INFORMATION SUPPLIED -
☆ ☆ ☆ ☆

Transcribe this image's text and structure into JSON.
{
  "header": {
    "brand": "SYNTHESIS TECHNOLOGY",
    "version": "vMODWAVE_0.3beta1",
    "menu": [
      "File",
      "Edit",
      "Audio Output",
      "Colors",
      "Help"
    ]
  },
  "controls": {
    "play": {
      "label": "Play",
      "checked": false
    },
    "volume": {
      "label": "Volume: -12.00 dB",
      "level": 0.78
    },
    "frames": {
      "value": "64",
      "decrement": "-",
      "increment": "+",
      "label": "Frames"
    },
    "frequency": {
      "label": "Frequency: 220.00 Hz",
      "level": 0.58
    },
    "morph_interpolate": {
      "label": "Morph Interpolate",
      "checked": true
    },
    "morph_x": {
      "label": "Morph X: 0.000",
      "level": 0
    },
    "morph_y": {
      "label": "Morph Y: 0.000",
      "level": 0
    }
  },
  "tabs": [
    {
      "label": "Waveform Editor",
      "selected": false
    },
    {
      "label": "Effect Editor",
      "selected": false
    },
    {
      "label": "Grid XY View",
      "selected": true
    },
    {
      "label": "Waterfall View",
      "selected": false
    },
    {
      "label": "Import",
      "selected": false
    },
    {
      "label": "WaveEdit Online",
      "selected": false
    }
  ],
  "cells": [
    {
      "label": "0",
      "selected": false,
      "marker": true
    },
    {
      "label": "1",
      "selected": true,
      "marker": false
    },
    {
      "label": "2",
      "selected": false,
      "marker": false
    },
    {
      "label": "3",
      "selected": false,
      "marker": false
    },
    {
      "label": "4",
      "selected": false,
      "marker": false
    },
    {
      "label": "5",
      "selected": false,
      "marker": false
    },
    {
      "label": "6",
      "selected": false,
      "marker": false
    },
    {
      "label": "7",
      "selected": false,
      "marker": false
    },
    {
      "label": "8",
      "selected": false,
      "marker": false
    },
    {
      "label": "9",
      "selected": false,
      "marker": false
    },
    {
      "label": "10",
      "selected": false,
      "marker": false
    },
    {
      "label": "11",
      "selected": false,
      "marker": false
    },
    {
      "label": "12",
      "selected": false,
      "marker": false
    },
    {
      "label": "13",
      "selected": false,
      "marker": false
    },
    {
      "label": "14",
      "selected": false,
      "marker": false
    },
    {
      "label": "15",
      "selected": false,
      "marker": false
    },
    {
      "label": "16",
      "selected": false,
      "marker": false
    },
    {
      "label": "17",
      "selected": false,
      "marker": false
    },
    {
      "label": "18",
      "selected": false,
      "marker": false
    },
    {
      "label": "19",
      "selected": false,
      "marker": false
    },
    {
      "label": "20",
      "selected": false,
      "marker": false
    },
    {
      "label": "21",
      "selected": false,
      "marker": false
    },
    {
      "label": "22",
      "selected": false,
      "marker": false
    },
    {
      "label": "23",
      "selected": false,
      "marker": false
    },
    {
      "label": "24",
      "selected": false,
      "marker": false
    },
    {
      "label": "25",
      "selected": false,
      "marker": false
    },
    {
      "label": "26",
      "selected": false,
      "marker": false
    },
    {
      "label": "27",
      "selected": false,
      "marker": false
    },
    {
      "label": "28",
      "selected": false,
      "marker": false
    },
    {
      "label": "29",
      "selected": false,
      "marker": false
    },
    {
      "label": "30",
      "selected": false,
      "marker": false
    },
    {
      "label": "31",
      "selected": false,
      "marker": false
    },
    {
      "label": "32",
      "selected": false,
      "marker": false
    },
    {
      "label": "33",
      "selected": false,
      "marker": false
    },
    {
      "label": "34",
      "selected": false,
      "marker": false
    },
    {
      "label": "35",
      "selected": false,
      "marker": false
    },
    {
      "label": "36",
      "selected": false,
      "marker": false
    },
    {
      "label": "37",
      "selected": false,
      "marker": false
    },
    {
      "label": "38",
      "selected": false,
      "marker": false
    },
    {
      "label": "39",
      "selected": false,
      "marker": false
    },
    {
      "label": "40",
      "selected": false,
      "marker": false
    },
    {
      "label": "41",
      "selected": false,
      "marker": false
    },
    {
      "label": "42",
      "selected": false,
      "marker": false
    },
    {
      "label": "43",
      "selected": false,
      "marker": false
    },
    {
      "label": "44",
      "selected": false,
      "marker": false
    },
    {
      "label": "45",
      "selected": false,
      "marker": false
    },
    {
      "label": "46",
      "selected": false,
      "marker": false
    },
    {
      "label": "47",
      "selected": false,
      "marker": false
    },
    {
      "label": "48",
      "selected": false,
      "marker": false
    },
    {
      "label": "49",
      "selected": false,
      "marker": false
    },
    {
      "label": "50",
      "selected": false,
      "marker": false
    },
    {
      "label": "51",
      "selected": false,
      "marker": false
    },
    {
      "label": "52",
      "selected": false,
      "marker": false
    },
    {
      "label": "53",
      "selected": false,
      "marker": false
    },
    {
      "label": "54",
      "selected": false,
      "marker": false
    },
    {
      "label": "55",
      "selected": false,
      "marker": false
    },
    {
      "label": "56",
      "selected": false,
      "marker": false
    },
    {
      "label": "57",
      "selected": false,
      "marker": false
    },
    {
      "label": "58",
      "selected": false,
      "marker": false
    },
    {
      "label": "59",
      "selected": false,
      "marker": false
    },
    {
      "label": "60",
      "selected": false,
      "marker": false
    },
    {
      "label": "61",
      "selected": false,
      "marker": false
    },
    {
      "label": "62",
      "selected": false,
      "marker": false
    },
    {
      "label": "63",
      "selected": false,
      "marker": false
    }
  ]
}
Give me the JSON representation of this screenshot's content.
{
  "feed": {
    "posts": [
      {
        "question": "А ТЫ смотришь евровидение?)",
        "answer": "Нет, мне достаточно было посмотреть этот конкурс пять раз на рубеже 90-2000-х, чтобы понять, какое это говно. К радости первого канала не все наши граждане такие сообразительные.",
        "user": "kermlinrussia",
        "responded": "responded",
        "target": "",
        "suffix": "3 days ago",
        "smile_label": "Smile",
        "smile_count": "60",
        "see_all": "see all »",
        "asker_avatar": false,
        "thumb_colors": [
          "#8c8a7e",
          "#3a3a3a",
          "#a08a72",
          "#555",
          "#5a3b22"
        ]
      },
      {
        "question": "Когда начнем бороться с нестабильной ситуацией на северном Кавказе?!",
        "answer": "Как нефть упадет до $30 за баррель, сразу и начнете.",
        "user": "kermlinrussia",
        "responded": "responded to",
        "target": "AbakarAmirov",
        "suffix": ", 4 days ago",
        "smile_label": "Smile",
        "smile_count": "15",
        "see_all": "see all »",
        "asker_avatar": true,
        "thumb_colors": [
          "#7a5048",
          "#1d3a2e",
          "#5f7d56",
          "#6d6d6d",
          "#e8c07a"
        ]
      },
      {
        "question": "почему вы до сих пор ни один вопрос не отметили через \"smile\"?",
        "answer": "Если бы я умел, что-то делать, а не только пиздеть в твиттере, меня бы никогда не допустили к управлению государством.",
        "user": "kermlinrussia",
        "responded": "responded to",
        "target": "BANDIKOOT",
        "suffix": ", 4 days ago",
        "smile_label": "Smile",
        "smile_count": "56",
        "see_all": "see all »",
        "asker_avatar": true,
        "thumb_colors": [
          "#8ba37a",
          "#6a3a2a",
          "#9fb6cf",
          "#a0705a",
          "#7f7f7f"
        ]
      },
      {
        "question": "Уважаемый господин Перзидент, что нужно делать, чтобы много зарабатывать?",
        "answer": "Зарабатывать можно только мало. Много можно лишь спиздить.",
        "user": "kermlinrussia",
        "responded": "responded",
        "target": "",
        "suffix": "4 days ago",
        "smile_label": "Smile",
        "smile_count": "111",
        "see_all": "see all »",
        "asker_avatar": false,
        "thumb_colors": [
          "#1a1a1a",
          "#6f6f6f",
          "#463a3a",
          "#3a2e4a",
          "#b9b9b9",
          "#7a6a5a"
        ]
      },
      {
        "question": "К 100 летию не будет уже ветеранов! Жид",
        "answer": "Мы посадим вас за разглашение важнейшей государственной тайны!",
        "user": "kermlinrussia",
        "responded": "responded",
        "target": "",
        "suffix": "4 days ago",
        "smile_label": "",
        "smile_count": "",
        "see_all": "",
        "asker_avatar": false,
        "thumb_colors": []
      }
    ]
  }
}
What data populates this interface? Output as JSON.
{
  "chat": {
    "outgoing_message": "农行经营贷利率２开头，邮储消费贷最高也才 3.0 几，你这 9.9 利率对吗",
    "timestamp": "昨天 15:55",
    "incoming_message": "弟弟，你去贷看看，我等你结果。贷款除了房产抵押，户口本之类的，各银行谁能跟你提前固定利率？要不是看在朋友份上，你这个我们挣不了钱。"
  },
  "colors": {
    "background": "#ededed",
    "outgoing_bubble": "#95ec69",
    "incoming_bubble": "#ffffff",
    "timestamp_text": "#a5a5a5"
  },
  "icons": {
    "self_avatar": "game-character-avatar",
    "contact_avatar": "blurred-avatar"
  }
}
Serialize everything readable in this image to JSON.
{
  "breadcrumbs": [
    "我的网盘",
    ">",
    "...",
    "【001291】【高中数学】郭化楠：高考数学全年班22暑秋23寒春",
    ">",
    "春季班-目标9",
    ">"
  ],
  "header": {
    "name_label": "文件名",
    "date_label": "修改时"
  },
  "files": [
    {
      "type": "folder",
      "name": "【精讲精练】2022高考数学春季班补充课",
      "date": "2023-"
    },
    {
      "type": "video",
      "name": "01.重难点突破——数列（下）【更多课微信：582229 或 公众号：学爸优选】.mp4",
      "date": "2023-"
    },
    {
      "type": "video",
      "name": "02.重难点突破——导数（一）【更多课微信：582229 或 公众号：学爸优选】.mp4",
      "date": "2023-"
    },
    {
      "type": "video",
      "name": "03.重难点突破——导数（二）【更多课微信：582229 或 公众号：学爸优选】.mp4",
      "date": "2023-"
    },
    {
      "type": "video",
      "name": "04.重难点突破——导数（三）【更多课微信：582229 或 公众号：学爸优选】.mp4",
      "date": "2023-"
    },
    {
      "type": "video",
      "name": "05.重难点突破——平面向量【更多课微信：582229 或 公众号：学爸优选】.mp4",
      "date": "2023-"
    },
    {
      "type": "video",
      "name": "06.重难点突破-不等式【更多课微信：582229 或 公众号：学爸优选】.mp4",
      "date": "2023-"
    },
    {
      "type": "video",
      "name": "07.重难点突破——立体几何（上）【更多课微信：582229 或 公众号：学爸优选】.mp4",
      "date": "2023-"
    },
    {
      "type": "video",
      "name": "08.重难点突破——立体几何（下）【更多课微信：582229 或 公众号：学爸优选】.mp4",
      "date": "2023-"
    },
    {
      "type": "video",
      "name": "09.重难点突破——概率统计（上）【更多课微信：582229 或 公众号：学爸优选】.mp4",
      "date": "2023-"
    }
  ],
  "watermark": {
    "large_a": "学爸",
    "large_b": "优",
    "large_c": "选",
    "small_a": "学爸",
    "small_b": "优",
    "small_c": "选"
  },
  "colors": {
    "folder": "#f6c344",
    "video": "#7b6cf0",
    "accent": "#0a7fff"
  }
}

☆ ☆ ☆ ☆

THE TASK - Identify lines with the string "только". Copy each one.

THE OUTPUT -
        "answer": "Если бы я умел, что-то делать, а не только пиздеть в твиттере, меня бы никогда не допустили к управлению государством.",
        "answer": "Зарабатывать можно только мало. Много можно лишь спиздить.",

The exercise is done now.